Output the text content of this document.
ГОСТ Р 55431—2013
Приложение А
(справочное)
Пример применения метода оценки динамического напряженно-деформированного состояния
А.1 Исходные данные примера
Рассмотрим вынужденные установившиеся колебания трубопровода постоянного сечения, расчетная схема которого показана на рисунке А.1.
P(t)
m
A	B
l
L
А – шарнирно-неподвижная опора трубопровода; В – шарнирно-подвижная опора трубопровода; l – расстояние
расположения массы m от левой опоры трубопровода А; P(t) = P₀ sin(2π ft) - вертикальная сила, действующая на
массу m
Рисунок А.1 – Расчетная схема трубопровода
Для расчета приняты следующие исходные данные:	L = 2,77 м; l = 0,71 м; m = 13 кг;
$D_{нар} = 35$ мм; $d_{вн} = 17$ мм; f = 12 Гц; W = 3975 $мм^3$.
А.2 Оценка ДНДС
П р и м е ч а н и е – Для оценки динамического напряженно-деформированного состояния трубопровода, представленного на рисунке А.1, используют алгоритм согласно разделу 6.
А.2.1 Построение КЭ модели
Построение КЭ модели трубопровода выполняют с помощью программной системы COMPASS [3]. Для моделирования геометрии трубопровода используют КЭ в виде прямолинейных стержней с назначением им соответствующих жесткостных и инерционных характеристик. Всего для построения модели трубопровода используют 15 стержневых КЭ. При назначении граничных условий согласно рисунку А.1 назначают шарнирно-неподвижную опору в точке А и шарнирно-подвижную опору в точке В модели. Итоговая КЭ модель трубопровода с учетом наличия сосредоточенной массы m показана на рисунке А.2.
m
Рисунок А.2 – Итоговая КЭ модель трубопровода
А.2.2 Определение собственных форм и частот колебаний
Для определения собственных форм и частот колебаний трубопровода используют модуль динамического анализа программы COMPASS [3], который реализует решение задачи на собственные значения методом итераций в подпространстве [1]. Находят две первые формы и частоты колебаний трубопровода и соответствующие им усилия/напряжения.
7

[Given exercise]: From the listing above, extract all records word for word.

[Reply]:
Output the text content of this document.
ГОСТ Р 55431—2013
Приложение А
(справочное)
Пример применения метода оценки динамического напряженно-деформированного состояния
А.1 Исходные данные примера
Рассмотрим вынужденные установившиеся колебания трубопровода постоянного сечения, расчетная схема которого показана на рисунке А.1.
P(t)
m
A	B
l
L
А – шарнирно-неподвижная опора трубопровода; В – шарнирно-подвижная опора трубопровода; l – расстояние
расположения массы m от левой опоры трубопровода А; P(t) = P₀ sin(2π ft) - вертикальная сила, действующая на
массу m
Рисунок А.1 – Расчетная схема трубопровода
Для расчета приняты следующие исходные данные:	L = 2,77 м; l = 0,71 м; m = 13 кг;
$D_{нар} = 35$ мм; $d_{вн} = 17$ мм; f = 12 Гц; W = 3975 $мм^3$.
А.2 Оценка ДНДС
П р и м е ч а н и е – Для оценки динамического напряженно-деформированного состояния трубопровода, представленного на рисунке А.1, используют алгоритм согласно разделу 6.
А.2.1 Построение КЭ модели
Построение КЭ модели трубопровода выполняют с помощью программной системы COMPASS [3]. Для моделирования геометрии трубопровода используют КЭ в виде прямолинейных стержней с назначением им соответствующих жесткостных и инерционных характеристик. Всего для построения модели трубопровода используют 15 стержневых КЭ. При назначении граничных условий согласно рисунку А.1 назначают шарнирно-неподвижную опору в точке А и шарнирно-подвижную опору в точке В модели. Итоговая КЭ модель трубопровода с учетом наличия сосредоточенной массы m показана на рисунке А.2.
m
Рисунок А.2 – Итоговая КЭ модель трубопровода
А.2.2 Определение собственных форм и частот колебаний
Для определения собственных форм и частот колебаний трубопровода используют модуль динамического анализа программы COMPASS [3], который реализует решение задачи на собственные значения методом итераций в подпространстве [1]. Находят две первые формы и частоты колебаний трубопровода и соответствующие им усилия/напряжения.
7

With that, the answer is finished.